> [What you will do]:
For each line below that includes the word "JSON", make a copy.
== Material provided
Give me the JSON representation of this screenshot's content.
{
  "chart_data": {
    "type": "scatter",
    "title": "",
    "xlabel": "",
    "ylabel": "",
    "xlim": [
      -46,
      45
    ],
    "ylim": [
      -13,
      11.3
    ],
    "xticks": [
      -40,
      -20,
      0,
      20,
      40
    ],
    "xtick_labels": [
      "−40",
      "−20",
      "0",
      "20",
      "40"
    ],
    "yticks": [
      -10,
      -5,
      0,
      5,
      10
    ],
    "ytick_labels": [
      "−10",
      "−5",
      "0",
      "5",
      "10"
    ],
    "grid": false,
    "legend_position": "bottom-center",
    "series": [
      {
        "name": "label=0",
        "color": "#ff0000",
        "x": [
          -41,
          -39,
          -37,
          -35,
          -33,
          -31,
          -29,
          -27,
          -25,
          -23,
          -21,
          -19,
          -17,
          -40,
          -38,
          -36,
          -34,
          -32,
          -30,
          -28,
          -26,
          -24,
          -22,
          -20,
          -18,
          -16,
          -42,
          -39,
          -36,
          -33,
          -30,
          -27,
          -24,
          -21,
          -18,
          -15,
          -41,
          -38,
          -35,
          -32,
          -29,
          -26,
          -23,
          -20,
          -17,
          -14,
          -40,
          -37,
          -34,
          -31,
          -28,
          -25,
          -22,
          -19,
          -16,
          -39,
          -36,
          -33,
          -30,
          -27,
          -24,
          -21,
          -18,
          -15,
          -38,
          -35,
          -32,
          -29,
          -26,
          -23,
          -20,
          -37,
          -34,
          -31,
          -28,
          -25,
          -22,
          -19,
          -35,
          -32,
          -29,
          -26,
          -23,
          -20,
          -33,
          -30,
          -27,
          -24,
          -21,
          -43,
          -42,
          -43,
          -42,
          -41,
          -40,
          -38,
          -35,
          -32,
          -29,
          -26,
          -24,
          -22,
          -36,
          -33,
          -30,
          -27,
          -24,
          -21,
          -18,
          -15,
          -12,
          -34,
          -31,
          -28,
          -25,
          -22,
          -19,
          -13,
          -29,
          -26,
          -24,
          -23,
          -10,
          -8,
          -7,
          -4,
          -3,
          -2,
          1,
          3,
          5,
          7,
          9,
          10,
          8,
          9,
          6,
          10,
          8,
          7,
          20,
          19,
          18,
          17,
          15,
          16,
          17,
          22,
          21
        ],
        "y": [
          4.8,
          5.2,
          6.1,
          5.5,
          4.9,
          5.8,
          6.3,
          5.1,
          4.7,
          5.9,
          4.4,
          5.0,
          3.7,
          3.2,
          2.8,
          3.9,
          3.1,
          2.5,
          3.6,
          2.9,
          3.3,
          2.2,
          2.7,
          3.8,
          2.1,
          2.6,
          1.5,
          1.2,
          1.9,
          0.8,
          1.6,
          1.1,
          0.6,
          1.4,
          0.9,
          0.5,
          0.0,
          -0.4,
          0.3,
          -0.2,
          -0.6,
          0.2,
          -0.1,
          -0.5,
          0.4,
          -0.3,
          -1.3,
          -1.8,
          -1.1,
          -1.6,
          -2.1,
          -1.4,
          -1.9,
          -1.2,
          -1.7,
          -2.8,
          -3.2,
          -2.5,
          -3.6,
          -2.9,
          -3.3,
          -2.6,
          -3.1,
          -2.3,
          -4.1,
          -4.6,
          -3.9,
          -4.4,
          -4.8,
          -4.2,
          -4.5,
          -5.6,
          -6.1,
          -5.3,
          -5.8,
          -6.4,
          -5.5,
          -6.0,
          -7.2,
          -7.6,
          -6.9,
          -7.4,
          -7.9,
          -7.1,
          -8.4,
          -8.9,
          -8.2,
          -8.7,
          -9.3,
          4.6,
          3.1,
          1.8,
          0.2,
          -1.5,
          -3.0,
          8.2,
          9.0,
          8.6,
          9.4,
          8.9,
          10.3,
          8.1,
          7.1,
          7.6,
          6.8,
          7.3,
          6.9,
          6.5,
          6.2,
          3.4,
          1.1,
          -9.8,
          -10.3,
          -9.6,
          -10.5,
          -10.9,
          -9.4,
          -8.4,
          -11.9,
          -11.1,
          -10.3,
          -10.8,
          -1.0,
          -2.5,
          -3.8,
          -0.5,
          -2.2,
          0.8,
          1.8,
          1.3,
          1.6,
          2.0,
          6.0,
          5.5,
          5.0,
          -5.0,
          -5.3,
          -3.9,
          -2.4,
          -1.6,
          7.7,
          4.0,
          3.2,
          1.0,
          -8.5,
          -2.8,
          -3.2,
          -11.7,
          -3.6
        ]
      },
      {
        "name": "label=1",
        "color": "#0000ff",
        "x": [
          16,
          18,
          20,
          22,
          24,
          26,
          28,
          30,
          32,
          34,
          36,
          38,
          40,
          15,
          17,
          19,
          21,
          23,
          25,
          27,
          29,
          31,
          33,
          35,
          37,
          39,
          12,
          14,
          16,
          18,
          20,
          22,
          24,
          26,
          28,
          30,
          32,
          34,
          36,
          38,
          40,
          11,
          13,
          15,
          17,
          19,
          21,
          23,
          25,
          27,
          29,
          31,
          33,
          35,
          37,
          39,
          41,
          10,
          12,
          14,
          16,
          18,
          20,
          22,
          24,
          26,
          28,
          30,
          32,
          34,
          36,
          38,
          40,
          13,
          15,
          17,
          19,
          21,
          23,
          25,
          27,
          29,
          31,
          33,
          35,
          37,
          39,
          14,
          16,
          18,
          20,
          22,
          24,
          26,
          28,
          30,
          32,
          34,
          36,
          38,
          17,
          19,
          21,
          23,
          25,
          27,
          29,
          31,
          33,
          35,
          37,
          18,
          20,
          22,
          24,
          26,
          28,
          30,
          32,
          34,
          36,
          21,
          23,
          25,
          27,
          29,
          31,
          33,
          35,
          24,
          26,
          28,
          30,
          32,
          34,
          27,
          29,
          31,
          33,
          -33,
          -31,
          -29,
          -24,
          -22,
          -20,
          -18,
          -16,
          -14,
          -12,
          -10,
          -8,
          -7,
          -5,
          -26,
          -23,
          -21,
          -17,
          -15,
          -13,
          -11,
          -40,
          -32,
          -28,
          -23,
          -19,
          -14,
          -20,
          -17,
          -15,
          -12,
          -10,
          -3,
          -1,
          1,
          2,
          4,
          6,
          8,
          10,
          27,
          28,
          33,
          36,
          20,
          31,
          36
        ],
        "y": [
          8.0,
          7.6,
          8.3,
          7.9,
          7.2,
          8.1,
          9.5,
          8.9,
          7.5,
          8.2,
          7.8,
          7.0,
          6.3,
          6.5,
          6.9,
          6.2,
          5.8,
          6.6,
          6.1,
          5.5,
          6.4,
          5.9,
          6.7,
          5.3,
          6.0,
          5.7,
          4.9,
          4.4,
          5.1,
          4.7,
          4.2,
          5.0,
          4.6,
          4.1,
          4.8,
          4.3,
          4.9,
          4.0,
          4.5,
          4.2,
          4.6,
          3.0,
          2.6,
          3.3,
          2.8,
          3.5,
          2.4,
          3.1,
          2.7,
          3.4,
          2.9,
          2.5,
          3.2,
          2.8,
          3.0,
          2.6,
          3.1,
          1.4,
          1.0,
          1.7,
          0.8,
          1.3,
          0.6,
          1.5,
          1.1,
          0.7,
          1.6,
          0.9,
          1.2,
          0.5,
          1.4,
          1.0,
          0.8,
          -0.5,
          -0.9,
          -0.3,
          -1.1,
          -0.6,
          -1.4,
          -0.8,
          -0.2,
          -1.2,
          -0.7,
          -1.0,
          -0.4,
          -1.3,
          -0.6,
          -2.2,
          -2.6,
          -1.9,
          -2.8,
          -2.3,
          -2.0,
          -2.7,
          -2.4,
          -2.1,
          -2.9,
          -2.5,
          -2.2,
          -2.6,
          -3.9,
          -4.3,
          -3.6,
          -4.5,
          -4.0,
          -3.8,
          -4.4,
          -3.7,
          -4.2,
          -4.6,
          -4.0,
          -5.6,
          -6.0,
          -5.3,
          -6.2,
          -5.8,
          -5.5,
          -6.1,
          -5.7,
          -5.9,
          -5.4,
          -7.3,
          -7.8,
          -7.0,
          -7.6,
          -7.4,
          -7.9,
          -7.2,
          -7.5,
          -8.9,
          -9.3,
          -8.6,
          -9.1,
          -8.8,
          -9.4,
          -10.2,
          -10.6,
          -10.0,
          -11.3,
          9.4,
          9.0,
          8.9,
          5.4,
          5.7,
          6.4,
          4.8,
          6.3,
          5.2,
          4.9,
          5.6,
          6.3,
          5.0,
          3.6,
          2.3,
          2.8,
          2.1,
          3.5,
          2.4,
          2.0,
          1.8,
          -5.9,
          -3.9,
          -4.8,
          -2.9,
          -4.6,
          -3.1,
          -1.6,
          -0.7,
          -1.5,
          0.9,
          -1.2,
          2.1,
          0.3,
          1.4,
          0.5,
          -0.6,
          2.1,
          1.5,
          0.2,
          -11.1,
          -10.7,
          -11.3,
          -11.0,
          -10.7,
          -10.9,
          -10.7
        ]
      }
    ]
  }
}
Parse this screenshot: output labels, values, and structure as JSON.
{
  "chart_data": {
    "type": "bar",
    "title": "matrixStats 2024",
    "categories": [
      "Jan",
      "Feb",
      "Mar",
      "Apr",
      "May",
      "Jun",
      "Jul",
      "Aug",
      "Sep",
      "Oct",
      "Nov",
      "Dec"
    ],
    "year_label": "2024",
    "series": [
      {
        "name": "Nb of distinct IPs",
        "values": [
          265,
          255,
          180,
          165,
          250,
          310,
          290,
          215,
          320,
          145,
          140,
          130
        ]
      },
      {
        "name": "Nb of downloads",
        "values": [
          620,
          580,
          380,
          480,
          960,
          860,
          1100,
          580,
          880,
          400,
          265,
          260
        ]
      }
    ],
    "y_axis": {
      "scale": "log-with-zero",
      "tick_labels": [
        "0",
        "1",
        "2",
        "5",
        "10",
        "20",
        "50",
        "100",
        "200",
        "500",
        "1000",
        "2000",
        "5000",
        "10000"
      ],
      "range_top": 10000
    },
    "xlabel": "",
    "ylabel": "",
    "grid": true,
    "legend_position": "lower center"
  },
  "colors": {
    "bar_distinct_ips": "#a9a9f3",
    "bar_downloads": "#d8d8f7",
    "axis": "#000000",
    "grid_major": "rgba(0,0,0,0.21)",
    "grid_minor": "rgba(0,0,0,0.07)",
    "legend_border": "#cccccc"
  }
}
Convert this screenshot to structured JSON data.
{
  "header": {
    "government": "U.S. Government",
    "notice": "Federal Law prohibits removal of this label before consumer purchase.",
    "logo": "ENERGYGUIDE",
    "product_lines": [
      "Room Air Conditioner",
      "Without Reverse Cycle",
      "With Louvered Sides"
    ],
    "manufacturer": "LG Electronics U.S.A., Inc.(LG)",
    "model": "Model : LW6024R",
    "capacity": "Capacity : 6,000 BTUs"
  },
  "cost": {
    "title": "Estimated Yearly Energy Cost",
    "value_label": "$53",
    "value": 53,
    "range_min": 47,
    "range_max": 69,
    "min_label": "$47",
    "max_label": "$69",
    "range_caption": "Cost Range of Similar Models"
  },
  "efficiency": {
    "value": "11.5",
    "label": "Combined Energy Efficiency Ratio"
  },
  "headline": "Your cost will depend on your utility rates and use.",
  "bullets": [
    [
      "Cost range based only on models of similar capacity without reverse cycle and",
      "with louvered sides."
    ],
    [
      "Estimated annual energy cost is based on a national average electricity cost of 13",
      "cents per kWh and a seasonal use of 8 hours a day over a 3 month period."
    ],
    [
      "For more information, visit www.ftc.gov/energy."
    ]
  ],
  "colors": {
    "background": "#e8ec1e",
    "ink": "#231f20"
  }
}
====
> [Task answer]:
Give me the JSON representation of this screenshot's content.
Parse this screenshot: output labels, values, and structure as JSON.
Convert this screenshot to structured JSON data.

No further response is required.